Stored data entries
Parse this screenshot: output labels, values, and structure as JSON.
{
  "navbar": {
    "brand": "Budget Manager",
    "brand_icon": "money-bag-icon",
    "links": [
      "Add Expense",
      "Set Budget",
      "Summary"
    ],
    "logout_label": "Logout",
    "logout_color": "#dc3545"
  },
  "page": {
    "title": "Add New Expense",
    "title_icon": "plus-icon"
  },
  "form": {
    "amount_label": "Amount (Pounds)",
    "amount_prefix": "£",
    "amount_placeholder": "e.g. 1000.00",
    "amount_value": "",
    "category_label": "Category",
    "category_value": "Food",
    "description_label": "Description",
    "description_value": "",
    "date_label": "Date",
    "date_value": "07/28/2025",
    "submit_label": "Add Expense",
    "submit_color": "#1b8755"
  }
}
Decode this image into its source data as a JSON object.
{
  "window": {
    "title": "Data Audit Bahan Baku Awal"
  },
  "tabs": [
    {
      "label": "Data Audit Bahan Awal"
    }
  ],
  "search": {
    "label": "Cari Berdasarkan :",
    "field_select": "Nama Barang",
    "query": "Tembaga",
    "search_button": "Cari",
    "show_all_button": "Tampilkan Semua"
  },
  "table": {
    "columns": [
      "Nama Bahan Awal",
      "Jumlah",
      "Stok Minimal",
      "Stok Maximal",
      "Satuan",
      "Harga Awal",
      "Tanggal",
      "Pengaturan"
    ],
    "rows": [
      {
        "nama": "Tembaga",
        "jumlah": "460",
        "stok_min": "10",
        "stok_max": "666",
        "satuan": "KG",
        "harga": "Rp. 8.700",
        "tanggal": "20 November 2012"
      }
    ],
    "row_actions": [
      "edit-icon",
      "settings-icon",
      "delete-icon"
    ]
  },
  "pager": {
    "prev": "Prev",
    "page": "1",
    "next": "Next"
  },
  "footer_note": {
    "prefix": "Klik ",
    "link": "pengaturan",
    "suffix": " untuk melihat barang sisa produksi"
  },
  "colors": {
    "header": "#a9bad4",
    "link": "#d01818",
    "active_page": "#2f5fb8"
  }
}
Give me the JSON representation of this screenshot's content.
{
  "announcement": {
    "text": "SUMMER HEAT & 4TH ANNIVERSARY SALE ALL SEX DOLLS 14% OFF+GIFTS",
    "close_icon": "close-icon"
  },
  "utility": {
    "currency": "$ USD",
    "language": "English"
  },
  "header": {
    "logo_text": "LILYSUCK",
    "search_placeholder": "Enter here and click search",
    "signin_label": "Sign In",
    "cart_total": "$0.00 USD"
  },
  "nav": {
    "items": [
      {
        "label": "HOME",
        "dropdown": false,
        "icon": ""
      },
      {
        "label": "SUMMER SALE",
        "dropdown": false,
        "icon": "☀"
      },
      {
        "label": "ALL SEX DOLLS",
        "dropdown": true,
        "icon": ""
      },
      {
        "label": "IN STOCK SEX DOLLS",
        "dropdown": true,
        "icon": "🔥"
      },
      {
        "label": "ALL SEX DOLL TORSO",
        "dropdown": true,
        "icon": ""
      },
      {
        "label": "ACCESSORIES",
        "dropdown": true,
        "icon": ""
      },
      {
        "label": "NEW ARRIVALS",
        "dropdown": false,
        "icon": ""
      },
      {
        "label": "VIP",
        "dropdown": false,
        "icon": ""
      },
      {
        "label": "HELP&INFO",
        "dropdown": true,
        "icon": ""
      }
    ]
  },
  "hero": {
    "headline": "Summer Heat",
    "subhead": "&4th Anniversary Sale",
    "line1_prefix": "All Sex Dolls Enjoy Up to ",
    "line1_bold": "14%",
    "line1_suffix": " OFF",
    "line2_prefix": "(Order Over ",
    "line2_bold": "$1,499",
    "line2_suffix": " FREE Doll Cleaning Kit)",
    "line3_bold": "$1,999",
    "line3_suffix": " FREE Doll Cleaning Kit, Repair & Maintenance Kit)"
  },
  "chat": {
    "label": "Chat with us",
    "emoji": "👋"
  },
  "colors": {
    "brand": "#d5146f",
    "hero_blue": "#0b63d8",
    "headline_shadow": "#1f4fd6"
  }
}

(YOUR TASK): Extract all of the data above and output it character for character.

(ANSWER TO THE TASK):
Parse this screenshot: output labels, values, and structure as JSON.
{
  "navbar": {
    "brand": "Budget Manager",
    "brand_icon": "money-bag-icon",
    "links": [
      "Add Expense",
      "Set Budget",
      "Summary"
    ],
    "logout_label": "Logout",
    "logout_color": "#dc3545"
  },
  "page": {
    "title": "Add New Expense",
    "title_icon": "plus-icon"
  },
  "form": {
    "amount_label": "Amount (Pounds)",
    "amount_prefix": "£",
    "amount_placeholder": "e.g. 1000.00",
    "amount_value": "",
    "category_label": "Category",
    "category_value": "Food",
    "description_label": "Description",
    "description_value": "",
    "date_label": "Date",
    "date_value": "07/28/2025",
    "submit_label": "Add Expense",
    "submit_color": "#1b8755"
  }
}
Decode this image into its source data as a JSON object.
{
  "window": {
    "title": "Data Audit Bahan Baku Awal"
  },
  "tabs": [
    {
      "label": "Data Audit Bahan Awal"
    }
  ],
  "search": {
    "label": "Cari Berdasarkan :",
    "field_select": "Nama Barang",
    "query": "Tembaga",
    "search_button": "Cari",
    "show_all_button": "Tampilkan Semua"
  },
  "table": {
    "columns": [
      "Nama Bahan Awal",
      "Jumlah",
      "Stok Minimal",
      "Stok Maximal",
      "Satuan",
      "Harga Awal",
      "Tanggal",
      "Pengaturan"
    ],
    "rows": [
      {
        "nama": "Tembaga",
        "jumlah": "460",
        "stok_min": "10",
        "stok_max": "666",
        "satuan": "KG",
        "harga": "Rp. 8.700",
        "tanggal": "20 November 2012"
      }
    ],
    "row_actions": [
      "edit-icon",
      "settings-icon",
      "delete-icon"
    ]
  },
  "pager": {
    "prev": "Prev",
    "page": "1",
    "next": "Next"
  },
  "footer_note": {
    "prefix": "Klik ",
    "link": "pengaturan",
    "suffix": " untuk melihat barang sisa produksi"
  },
  "colors": {
    "header": "#a9bad4",
    "link": "#d01818",
    "active_page": "#2f5fb8"
  }
}
Give me the JSON representation of this screenshot's content.
{
  "announcement": {
    "text": "SUMMER HEAT & 4TH ANNIVERSARY SALE ALL SEX DOLLS 14% OFF+GIFTS",
    "close_icon": "close-icon"
  },
  "utility": {
    "currency": "$ USD",
    "language": "English"
  },
  "header": {
    "logo_text": "LILYSUCK",
    "search_placeholder": "Enter here and click search",
    "signin_label": "Sign In",
    "cart_total": "$0.00 USD"
  },
  "nav": {
    "items": [
      {
        "label": "HOME",
        "dropdown": false,
        "icon": ""
      },
      {
        "label": "SUMMER SALE",
        "dropdown": false,
        "icon": "☀"
      },
      {
        "label": "ALL SEX DOLLS",
        "dropdown": true,
        "icon": ""
      },
      {
        "label": "IN STOCK SEX DOLLS",
        "dropdown": true,
        "icon": "🔥"
      },
      {
        "label": "ALL SEX DOLL TORSO",
        "dropdown": true,
        "icon": ""
      },
      {
        "label": "ACCESSORIES",
        "dropdown": true,
        "icon": ""
      },
      {
        "label": "NEW ARRIVALS",
        "dropdown": false,
        "icon": ""
      },
      {
        "label": "VIP",
        "dropdown": false,
        "icon": ""
      },
      {
        "label": "HELP&INFO",
        "dropdown": true,
        "icon": ""
      }
    ]
  },
  "hero": {
    "headline": "Summer Heat",
    "subhead": "&4th Anniversary Sale",
    "line1_prefix": "All Sex Dolls Enjoy Up to ",
    "line1_bold": "14%",
    "line1_suffix": " OFF",
    "line2_prefix": "(Order Over ",
    "line2_bold": "$1,499",
    "line2_suffix": " FREE Doll Cleaning Kit)",
    "line3_bold": "$1,999",
    "line3_suffix": " FREE Doll Cleaning Kit, Repair & Maintenance Kit)"
  },
  "chat": {
    "label": "Chat with us",
    "emoji": "👋"
  },
  "colors": {
    "brand": "#d5146f",
    "hero_blue": "#0b63d8",
    "headline_shadow": "#1f4fd6"
  }
}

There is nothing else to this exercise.